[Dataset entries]
--- Begin ---

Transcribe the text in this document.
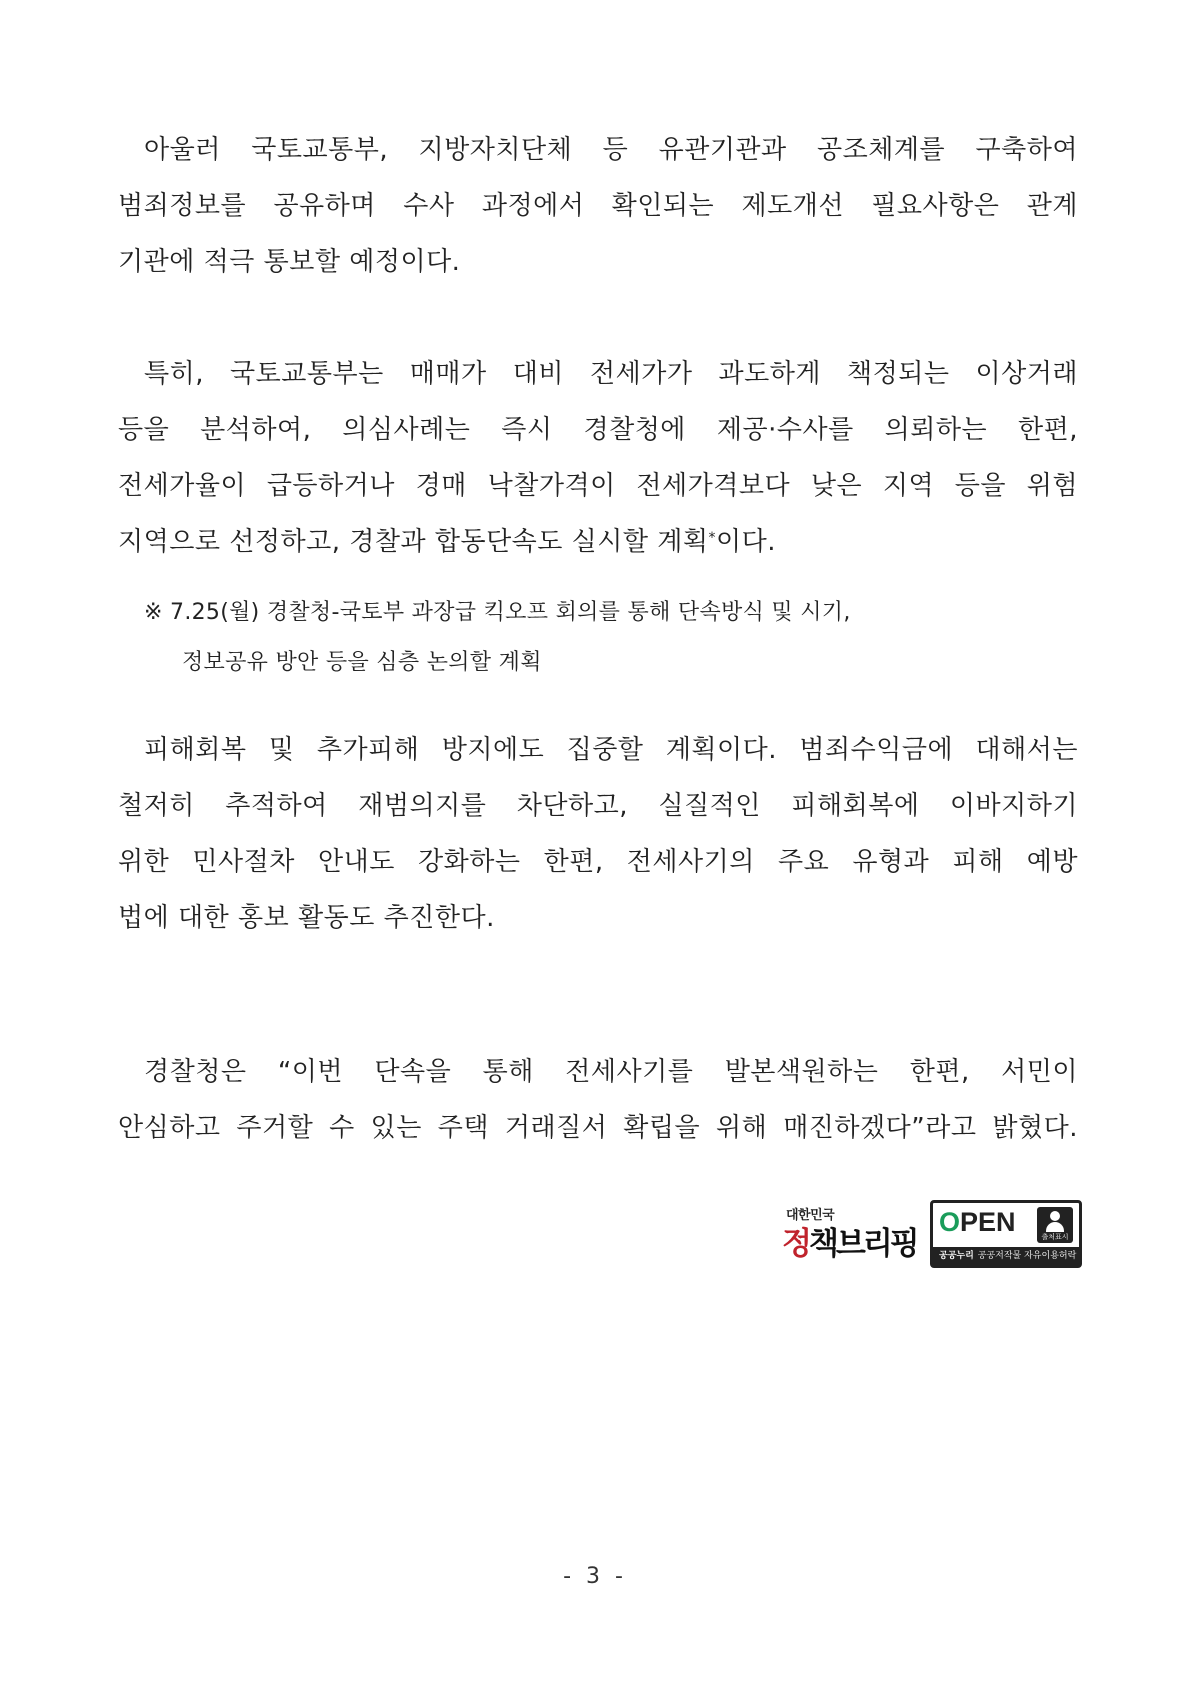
아울러 국토교통부, 지방자치단체 등 유관기관과 공조체계를 구축하여
범죄정보를 공유하며 수사 과정에서 확인되는 제도개선 필요사항은 관계
기관에 적극 통보할 예정이다.
특히, 국토교통부는 매매가 대비 전세가가 과도하게 책정되는 이상거래
등을 분석하여, 의심사례는 즉시 경찰청에 제공·수사를 의뢰하는 한편,
전세가율이 급등하거나 경매 낙찰가격이 전세가격보다 낮은 지역 등을 위험
지역으로 선정하고, 경찰과 합동단속도 실시할 계획*이다.
※ 7.25(월) 경찰청-국토부 과장급 킥오프 회의를 통해 단속방식 및 시기,
정보공유 방안 등을 심층 논의할 계획
피해회복 및 추가피해 방지에도 집중할 계획이다. 범죄수익금에 대해서는
철저히 추적하여 재범의지를 차단하고, 실질적인 피해회복에 이바지하기
위한 민사절차 안내도 강화하는 한편, 전세사기의 주요 유형과 피해 예방
법에 대한 홍보 활동도 추진한다.
경찰청은 “이번 단속을 통해 전세사기를 발본색원하는 한편, 서민이
안심하고 주거할 수 있는 주택 거래질서 확립을 위해 매진하겠다”라고 밝혔다.
대한민국
정책브리핑
OPEN	출처표시
공공누리 공공저작물 자유이용허락
- 3 -
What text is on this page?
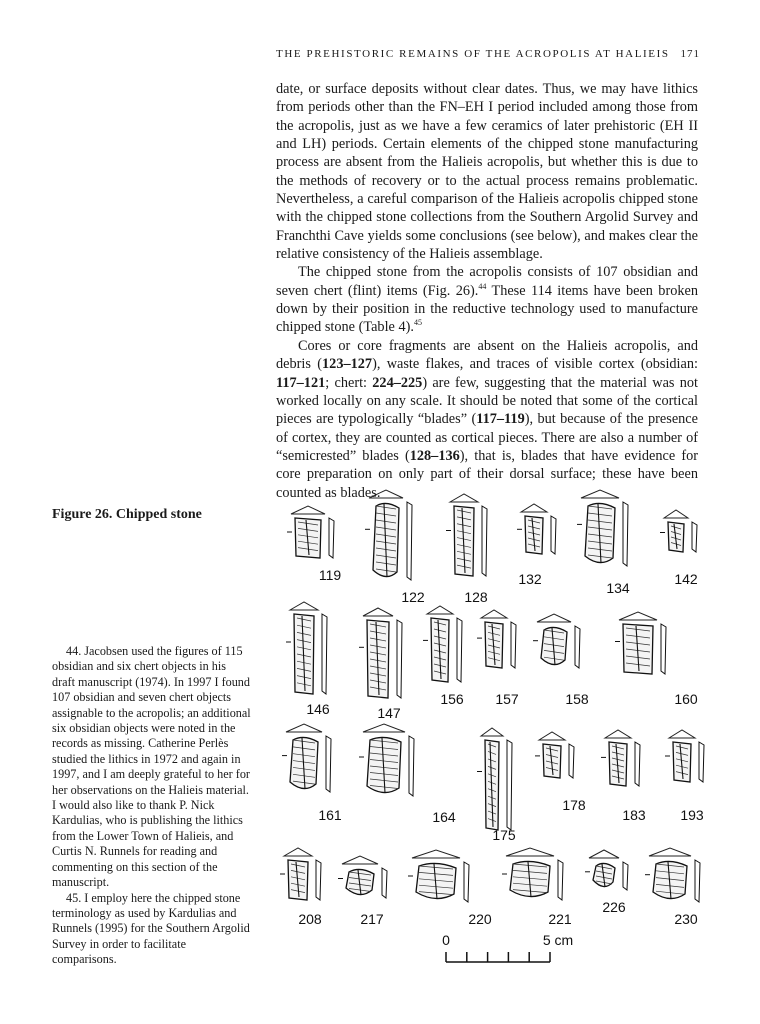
THE PREHISTORIC REMAINS OF THE ACROPOLIS AT HALIEIS 171

date, or surface deposits without clear dates. Thus, we may have lithics from periods other than the FN–EH I period included among those from the acropolis, just as we have a few ceramics of later prehistoric (EH II and LH) periods. Certain elements of the chipped stone manufacturing process are absent from the Halieis acropolis, but whether this is due to the methods of recovery or to the actual process remains problematic. Nevertheless, a careful comparison of the Halieis acropolis chipped stone with the chipped stone collections from the Southern Argolid Survey and Franchthi Cave yields some conclusions (see below), and makes clear the relative consistency of the Halieis assemblage.

The chipped stone from the acropolis consists of 107 obsidian and seven chert (flint) items (Fig. 26).$^{44}$ These 114 items have been broken down by their position in the reductive technology used to manufacture chipped stone (Table 4).$^{45}$

Cores or core fragments are absent on the Halieis acropolis, and debris (123–127), waste flakes, and traces of visible cortex (obsidian: 117–121; chert: 224–225) are few, suggesting that the material was not worked locally on any scale. It should be noted that some of the cortical pieces are typologically “blades” (117–119), but because of the presence of cortex, they are counted as cortical pieces. There are also a number of “semicrested” blades (128–136), that is, blades that have evidence for core preparation on only part of their dorsal surface; these have been counted as blades.

Figure 26. Chipped stone

44. Jacobsen used the figures of 115 obsidian and six chert objects in his draft manuscript (1974). In 1997 I found 107 obsidian and seven chert objects assignable to the acropolis; an additional six obsidian objects were noted in the records as missing. Catherine Perlès studied the lithics in 1972 and again in 1997, and I am deeply grateful to her for her observations on the Halieis material. I would also like to thank P. Nick Kardulias, who is publishing the lithics from the Lower Town of Halieis, and Curtis N. Runnels for reading and commenting on this section of the manuscript.

45. I employ here the chipped stone terminology as used by Kardulias and Runnels (1995) for the Southern Argolid Survey in order to facilitate comparisons.

119
122	128
132
134
142
146	147
156 157	158	160
161	164
175
178
183 193
208	217	220	221
226
230
0	5 cm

--- End ---

**WHAT THE TASK ASKS:**
Reproduce the entries above exactly. Do not include the images.

**OUTPUT BELOW:**
Transcribe the text in this document.
아울러 국토교통부, 지방자치단체 등 유관기관과 공조체계를 구축하여
범죄정보를 공유하며 수사 과정에서 확인되는 제도개선 필요사항은 관계
기관에 적극 통보할 예정이다.
특히, 국토교통부는 매매가 대비 전세가가 과도하게 책정되는 이상거래
등을 분석하여, 의심사례는 즉시 경찰청에 제공·수사를 의뢰하는 한편,
전세가율이 급등하거나 경매 낙찰가격이 전세가격보다 낮은 지역 등을 위험
지역으로 선정하고, 경찰과 합동단속도 실시할 계획*이다.
※ 7.25(월) 경찰청-국토부 과장급 킥오프 회의를 통해 단속방식 및 시기,
정보공유 방안 등을 심층 논의할 계획
피해회복 및 추가피해 방지에도 집중할 계획이다. 범죄수익금에 대해서는
철저히 추적하여 재범의지를 차단하고, 실질적인 피해회복에 이바지하기
위한 민사절차 안내도 강화하는 한편, 전세사기의 주요 유형과 피해 예방
법에 대한 홍보 활동도 추진한다.
경찰청은 “이번 단속을 통해 전세사기를 발본색원하는 한편, 서민이
안심하고 주거할 수 있는 주택 거래질서 확립을 위해 매진하겠다”라고 밝혔다.
대한민국
정책브리핑
OPEN	출처표시
공공누리 공공저작물 자유이용허락
- 3 -
What text is on this page?
THE PREHISTORIC REMAINS OF THE ACROPOLIS AT HALIEIS 171

date, or surface deposits without clear dates. Thus, we may have lithics from periods other than the FN–EH I period included among those from the acropolis, just as we have a few ceramics of later prehistoric (EH II and LH) periods. Certain elements of the chipped stone manufacturing process are absent from the Halieis acropolis, but whether this is due to the methods of recovery or to the actual process remains problematic. Nevertheless, a careful comparison of the Halieis acropolis chipped stone with the chipped stone collections from the Southern Argolid Survey and Franchthi Cave yields some conclusions (see below), and makes clear the relative consistency of the Halieis assemblage.

The chipped stone from the acropolis consists of 107 obsidian and seven chert (flint) items (Fig. 26).$^{44}$ These 114 items have been broken down by their position in the reductive technology used to manufacture chipped stone (Table 4).$^{45}$

Cores or core fragments are absent on the Halieis acropolis, and debris (123–127), waste flakes, and traces of visible cortex (obsidian: 117–121; chert: 224–225) are few, suggesting that the material was not worked locally on any scale. It should be noted that some of the cortical pieces are typologically “blades” (117–119), but because of the presence of cortex, they are counted as cortical pieces. There are also a number of “semicrested” blades (128–136), that is, blades that have evidence for core preparation on only part of their dorsal surface; these have been counted as blades.

Figure 26. Chipped stone

44. Jacobsen used the figures of 115 obsidian and six chert objects in his draft manuscript (1974). In 1997 I found 107 obsidian and seven chert objects assignable to the acropolis; an additional six obsidian objects were noted in the records as missing. Catherine Perlès studied the lithics in 1972 and again in 1997, and I am deeply grateful to her for her observations on the Halieis material. I would also like to thank P. Nick Kardulias, who is publishing the lithics from the Lower Town of Halieis, and Curtis N. Runnels for reading and commenting on this section of the manuscript.

45. I employ here the chipped stone terminology as used by Kardulias and Runnels (1995) for the Southern Argolid Survey in order to facilitate comparisons.

119
122	128
132
134
142
146	147
156 157	158	160
161	164
175
178
183 193
208	217	220	221
226
230
0	5 cm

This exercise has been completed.